◆ **RECORDS SUPPLIED**:
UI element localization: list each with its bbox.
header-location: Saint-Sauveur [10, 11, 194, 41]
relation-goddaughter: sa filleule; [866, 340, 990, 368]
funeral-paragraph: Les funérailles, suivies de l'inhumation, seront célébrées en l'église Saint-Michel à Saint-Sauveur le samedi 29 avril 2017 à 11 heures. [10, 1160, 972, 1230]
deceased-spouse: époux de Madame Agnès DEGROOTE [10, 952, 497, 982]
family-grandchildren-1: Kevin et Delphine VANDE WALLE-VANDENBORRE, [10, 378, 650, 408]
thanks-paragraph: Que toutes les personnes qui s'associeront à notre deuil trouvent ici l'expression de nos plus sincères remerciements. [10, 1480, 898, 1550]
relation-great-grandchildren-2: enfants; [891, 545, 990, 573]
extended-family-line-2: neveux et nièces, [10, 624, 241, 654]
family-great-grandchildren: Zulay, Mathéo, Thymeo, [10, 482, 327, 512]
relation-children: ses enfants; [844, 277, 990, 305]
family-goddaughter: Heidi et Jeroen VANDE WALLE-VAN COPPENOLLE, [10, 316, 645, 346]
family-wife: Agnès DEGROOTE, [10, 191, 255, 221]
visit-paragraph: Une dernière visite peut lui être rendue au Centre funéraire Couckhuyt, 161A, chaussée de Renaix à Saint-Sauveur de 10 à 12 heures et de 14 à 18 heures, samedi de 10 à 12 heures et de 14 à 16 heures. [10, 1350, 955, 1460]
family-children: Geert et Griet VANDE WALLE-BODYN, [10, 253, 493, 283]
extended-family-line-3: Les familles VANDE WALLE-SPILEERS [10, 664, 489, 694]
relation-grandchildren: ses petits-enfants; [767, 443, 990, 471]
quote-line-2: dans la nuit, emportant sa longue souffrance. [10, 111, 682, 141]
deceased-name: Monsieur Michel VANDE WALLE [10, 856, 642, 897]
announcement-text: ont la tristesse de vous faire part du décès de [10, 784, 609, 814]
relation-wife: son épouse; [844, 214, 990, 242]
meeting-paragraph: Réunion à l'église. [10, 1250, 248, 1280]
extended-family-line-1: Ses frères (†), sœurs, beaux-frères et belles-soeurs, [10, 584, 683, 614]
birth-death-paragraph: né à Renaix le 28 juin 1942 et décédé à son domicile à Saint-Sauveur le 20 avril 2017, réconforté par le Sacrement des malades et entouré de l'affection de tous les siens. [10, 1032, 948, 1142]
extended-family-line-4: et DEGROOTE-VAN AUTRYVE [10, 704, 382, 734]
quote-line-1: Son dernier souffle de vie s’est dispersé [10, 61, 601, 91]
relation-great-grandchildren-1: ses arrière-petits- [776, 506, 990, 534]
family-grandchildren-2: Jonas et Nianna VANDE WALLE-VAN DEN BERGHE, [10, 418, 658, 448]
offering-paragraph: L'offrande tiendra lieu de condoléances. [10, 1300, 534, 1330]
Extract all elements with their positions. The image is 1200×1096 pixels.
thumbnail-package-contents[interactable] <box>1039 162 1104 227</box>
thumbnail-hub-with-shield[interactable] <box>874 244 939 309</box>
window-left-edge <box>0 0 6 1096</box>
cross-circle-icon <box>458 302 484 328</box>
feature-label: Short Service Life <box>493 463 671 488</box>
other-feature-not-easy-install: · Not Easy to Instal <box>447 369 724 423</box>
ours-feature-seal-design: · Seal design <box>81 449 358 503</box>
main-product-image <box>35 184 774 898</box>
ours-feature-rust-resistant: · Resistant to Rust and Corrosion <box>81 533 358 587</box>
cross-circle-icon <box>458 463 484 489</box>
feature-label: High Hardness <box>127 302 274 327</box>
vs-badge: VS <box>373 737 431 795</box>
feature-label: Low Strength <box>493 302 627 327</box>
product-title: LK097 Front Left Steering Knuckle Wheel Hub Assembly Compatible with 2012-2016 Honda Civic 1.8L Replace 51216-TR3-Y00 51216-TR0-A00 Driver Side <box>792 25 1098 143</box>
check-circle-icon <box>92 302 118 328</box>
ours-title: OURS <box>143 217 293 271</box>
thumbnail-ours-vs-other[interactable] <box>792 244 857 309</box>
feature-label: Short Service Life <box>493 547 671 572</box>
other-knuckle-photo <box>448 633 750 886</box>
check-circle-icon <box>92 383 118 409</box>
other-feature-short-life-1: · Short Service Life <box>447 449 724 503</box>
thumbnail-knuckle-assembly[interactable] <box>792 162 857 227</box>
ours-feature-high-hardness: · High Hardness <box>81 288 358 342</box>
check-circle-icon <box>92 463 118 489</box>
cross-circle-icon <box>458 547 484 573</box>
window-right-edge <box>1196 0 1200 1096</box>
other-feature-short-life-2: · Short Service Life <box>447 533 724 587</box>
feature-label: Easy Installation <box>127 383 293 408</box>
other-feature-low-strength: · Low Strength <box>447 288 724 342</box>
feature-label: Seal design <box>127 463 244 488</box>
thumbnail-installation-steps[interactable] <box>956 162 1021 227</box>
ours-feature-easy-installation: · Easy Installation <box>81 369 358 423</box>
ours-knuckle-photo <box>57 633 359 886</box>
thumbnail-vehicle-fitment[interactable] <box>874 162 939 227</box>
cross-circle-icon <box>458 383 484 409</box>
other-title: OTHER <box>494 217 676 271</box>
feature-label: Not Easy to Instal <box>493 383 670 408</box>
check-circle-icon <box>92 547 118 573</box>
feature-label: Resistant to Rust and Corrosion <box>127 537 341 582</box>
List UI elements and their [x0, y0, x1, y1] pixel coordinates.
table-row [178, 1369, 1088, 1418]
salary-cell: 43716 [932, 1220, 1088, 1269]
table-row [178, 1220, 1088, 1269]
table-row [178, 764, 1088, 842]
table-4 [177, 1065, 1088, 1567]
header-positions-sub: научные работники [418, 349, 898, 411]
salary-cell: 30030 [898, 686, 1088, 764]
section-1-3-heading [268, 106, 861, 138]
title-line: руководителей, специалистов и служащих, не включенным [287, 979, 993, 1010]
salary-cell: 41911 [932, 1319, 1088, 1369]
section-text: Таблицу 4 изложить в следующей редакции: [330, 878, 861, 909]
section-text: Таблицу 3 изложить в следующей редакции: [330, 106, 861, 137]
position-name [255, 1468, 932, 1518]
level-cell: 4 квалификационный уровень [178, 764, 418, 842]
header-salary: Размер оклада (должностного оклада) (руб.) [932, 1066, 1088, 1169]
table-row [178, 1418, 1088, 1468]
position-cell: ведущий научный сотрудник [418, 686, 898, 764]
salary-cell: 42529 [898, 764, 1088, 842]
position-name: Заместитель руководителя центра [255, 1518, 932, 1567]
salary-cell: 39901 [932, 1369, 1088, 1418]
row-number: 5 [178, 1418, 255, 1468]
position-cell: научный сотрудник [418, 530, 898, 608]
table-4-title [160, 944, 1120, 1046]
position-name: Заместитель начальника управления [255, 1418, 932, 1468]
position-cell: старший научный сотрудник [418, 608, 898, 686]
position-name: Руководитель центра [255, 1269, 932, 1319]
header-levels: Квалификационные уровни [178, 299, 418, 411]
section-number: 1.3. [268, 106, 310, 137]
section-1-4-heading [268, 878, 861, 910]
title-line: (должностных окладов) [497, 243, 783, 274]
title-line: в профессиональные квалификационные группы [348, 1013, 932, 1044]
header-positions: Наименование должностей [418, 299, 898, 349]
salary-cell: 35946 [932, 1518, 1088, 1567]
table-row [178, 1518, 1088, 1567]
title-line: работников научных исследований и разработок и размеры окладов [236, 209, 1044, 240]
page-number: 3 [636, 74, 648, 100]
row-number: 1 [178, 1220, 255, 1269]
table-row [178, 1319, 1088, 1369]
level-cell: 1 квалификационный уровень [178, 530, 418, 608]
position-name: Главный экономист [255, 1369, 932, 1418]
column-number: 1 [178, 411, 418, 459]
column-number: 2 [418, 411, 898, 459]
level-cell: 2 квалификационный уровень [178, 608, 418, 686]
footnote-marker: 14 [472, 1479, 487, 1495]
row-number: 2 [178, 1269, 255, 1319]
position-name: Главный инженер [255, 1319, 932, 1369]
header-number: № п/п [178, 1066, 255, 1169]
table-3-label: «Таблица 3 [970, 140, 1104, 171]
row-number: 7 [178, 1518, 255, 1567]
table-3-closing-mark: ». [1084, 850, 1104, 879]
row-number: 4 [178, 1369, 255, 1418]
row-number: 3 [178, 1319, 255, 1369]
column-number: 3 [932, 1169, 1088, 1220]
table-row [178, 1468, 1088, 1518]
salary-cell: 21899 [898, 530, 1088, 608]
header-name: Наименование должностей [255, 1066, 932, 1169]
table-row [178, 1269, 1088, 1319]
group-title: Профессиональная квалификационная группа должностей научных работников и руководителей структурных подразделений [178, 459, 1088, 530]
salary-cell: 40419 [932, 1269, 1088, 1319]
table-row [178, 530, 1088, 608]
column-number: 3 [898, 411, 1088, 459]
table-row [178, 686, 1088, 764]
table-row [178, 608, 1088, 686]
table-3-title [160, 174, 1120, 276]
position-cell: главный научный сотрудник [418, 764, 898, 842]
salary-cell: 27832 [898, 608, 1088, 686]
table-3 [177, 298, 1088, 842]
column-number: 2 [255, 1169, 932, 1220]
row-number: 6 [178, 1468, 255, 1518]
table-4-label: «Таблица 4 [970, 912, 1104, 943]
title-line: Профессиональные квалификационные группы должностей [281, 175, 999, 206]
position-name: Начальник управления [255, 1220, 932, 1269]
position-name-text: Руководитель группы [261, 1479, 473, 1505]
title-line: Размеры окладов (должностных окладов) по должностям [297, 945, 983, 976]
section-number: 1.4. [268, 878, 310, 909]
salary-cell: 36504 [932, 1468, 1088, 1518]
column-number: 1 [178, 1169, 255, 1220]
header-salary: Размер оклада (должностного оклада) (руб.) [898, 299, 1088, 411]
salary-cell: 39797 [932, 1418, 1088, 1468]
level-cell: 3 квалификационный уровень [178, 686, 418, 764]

◆ **WRITTEN REQUEST**: Give the data from its first line through the line containing "family-grandchildren-1: Kevin et" as a Markdown table, leaving out any blank lines. Use the columns Row and Data line, with a row number in the first column and the line in the second.

◆ **SOLUTION FOR THIS PROBLEM**:
| Row | Data line |
|---|---|
| 1 | UI element localization: list each with its bbox. |
| 2 | header-location: Saint-Sauveur [10, 11, 194, 41] |
| 3 | relation-goddaughter: sa filleule; [866, 340, 990, 368] |
| 4 | funeral-paragraph: Les funérailles, suivies de l'inhumation, seront célébrées en l'église Saint-Michel à Saint-Sauveur le samedi 29 avril 2017 à 11 heures. [10, 1160, 972, 1230] |
| 5 | deceased-spouse: époux de Madame Agnès DEGROOTE [10, 952, 497, 982] |
| 6 | family-grandchildren-1: Kevin et Delphine VANDE WALLE-VANDENBORRE, [10, 378, 650, 408] |